▸ **Records for the task**
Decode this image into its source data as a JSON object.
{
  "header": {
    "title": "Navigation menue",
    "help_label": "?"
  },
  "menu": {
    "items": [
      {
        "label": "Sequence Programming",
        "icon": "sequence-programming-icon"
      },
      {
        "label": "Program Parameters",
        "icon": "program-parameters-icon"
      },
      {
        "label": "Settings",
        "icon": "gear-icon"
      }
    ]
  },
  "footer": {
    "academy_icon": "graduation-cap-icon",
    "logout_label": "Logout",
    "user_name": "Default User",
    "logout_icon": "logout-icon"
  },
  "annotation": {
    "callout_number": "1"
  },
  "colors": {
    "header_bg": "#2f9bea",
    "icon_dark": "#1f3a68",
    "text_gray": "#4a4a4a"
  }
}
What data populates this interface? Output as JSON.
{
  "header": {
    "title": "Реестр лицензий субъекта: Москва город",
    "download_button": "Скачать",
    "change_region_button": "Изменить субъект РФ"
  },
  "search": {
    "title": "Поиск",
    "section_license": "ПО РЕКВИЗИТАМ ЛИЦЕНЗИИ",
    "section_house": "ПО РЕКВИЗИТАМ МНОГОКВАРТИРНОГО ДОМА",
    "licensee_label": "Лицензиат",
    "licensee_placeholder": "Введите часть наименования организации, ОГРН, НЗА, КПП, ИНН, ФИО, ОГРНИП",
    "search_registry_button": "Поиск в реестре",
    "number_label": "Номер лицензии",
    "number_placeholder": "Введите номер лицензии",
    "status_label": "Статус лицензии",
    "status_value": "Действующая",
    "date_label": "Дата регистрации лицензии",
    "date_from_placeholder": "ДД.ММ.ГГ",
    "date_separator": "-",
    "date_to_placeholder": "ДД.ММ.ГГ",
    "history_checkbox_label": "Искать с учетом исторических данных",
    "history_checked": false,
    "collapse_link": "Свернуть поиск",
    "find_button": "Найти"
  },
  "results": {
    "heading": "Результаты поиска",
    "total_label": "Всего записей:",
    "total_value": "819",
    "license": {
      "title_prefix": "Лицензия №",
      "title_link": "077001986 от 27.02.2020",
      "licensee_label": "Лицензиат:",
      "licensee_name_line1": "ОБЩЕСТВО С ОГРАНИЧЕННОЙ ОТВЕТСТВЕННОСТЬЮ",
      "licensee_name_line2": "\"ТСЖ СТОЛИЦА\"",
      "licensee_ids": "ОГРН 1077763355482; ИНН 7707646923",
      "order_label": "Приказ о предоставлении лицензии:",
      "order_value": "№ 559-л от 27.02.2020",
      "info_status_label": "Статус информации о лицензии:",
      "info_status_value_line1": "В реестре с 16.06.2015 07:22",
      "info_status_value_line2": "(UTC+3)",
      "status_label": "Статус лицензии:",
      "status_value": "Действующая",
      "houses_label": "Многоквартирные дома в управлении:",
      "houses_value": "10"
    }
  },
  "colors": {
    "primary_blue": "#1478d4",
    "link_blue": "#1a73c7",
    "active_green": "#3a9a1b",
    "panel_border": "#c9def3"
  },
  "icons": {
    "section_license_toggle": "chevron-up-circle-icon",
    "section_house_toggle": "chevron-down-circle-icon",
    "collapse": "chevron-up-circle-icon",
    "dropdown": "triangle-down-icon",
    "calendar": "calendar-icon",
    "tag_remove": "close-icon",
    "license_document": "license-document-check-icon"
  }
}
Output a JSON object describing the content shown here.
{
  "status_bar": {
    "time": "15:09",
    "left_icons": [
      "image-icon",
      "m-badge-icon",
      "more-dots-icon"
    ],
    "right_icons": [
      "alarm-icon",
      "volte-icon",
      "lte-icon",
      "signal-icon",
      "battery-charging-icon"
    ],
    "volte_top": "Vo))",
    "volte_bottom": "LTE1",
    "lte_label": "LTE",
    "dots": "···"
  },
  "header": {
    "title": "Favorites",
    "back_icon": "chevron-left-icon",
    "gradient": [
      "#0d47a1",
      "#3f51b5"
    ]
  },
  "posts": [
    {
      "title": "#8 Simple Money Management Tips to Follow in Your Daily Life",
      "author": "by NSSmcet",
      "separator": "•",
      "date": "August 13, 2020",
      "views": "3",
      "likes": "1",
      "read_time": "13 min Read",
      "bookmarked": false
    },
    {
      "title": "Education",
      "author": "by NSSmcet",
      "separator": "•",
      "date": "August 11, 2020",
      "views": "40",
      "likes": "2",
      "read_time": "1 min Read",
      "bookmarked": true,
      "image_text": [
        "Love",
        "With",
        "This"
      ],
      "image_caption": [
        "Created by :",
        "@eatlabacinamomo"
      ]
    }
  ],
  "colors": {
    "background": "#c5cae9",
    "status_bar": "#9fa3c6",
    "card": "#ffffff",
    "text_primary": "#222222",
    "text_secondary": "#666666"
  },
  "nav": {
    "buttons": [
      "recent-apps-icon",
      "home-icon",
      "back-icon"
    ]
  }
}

▸ **The problem**
Restate each of the entries above verbatim.

▸ **Output of the exercise**
Decode this image into its source data as a JSON object.
{
  "header": {
    "title": "Navigation menue",
    "help_label": "?"
  },
  "menu": {
    "items": [
      {
        "label": "Sequence Programming",
        "icon": "sequence-programming-icon"
      },
      {
        "label": "Program Parameters",
        "icon": "program-parameters-icon"
      },
      {
        "label": "Settings",
        "icon": "gear-icon"
      }
    ]
  },
  "footer": {
    "academy_icon": "graduation-cap-icon",
    "logout_label": "Logout",
    "user_name": "Default User",
    "logout_icon": "logout-icon"
  },
  "annotation": {
    "callout_number": "1"
  },
  "colors": {
    "header_bg": "#2f9bea",
    "icon_dark": "#1f3a68",
    "text_gray": "#4a4a4a"
  }
}
What data populates this interface? Output as JSON.
{
  "header": {
    "title": "Реестр лицензий субъекта: Москва город",
    "download_button": "Скачать",
    "change_region_button": "Изменить субъект РФ"
  },
  "search": {
    "title": "Поиск",
    "section_license": "ПО РЕКВИЗИТАМ ЛИЦЕНЗИИ",
    "section_house": "ПО РЕКВИЗИТАМ МНОГОКВАРТИРНОГО ДОМА",
    "licensee_label": "Лицензиат",
    "licensee_placeholder": "Введите часть наименования организации, ОГРН, НЗА, КПП, ИНН, ФИО, ОГРНИП",
    "search_registry_button": "Поиск в реестре",
    "number_label": "Номер лицензии",
    "number_placeholder": "Введите номер лицензии",
    "status_label": "Статус лицензии",
    "status_value": "Действующая",
    "date_label": "Дата регистрации лицензии",
    "date_from_placeholder": "ДД.ММ.ГГ",
    "date_separator": "-",
    "date_to_placeholder": "ДД.ММ.ГГ",
    "history_checkbox_label": "Искать с учетом исторических данных",
    "history_checked": false,
    "collapse_link": "Свернуть поиск",
    "find_button": "Найти"
  },
  "results": {
    "heading": "Результаты поиска",
    "total_label": "Всего записей:",
    "total_value": "819",
    "license": {
      "title_prefix": "Лицензия №",
      "title_link": "077001986 от 27.02.2020",
      "licensee_label": "Лицензиат:",
      "licensee_name_line1": "ОБЩЕСТВО С ОГРАНИЧЕННОЙ ОТВЕТСТВЕННОСТЬЮ",
      "licensee_name_line2": "\"ТСЖ СТОЛИЦА\"",
      "licensee_ids": "ОГРН 1077763355482; ИНН 7707646923",
      "order_label": "Приказ о предоставлении лицензии:",
      "order_value": "№ 559-л от 27.02.2020",
      "info_status_label": "Статус информации о лицензии:",
      "info_status_value_line1": "В реестре с 16.06.2015 07:22",
      "info_status_value_line2": "(UTC+3)",
      "status_label": "Статус лицензии:",
      "status_value": "Действующая",
      "houses_label": "Многоквартирные дома в управлении:",
      "houses_value": "10"
    }
  },
  "colors": {
    "primary_blue": "#1478d4",
    "link_blue": "#1a73c7",
    "active_green": "#3a9a1b",
    "panel_border": "#c9def3"
  },
  "icons": {
    "section_license_toggle": "chevron-up-circle-icon",
    "section_house_toggle": "chevron-down-circle-icon",
    "collapse": "chevron-up-circle-icon",
    "dropdown": "triangle-down-icon",
    "calendar": "calendar-icon",
    "tag_remove": "close-icon",
    "license_document": "license-document-check-icon"
  }
}
Output a JSON object describing the content shown here.
{
  "status_bar": {
    "time": "15:09",
    "left_icons": [
      "image-icon",
      "m-badge-icon",
      "more-dots-icon"
    ],
    "right_icons": [
      "alarm-icon",
      "volte-icon",
      "lte-icon",
      "signal-icon",
      "battery-charging-icon"
    ],
    "volte_top": "Vo))",
    "volte_bottom": "LTE1",
    "lte_label": "LTE",
    "dots": "···"
  },
  "header": {
    "title": "Favorites",
    "back_icon": "chevron-left-icon",
    "gradient": [
      "#0d47a1",
      "#3f51b5"
    ]
  },
  "posts": [
    {
      "title": "#8 Simple Money Management Tips to Follow in Your Daily Life",
      "author": "by NSSmcet",
      "separator": "•",
      "date": "August 13, 2020",
      "views": "3",
      "likes": "1",
      "read_time": "13 min Read",
      "bookmarked": false
    },
    {
      "title": "Education",
      "author": "by NSSmcet",
      "separator": "•",
      "date": "August 11, 2020",
      "views": "40",
      "likes": "2",
      "read_time": "1 min Read",
      "bookmarked": true,
      "image_text": [
        "Love",
        "With",
        "This"
      ],
      "image_caption": [
        "Created by :",
        "@eatlabacinamomo"
      ]
    }
  ],
  "colors": {
    "background": "#c5cae9",
    "status_bar": "#9fa3c6",
    "card": "#ffffff",
    "text_primary": "#222222",
    "text_secondary": "#666666"
  },
  "nav": {
    "buttons": [
      "recent-apps-icon",
      "home-icon",
      "back-icon"
    ]
  }
}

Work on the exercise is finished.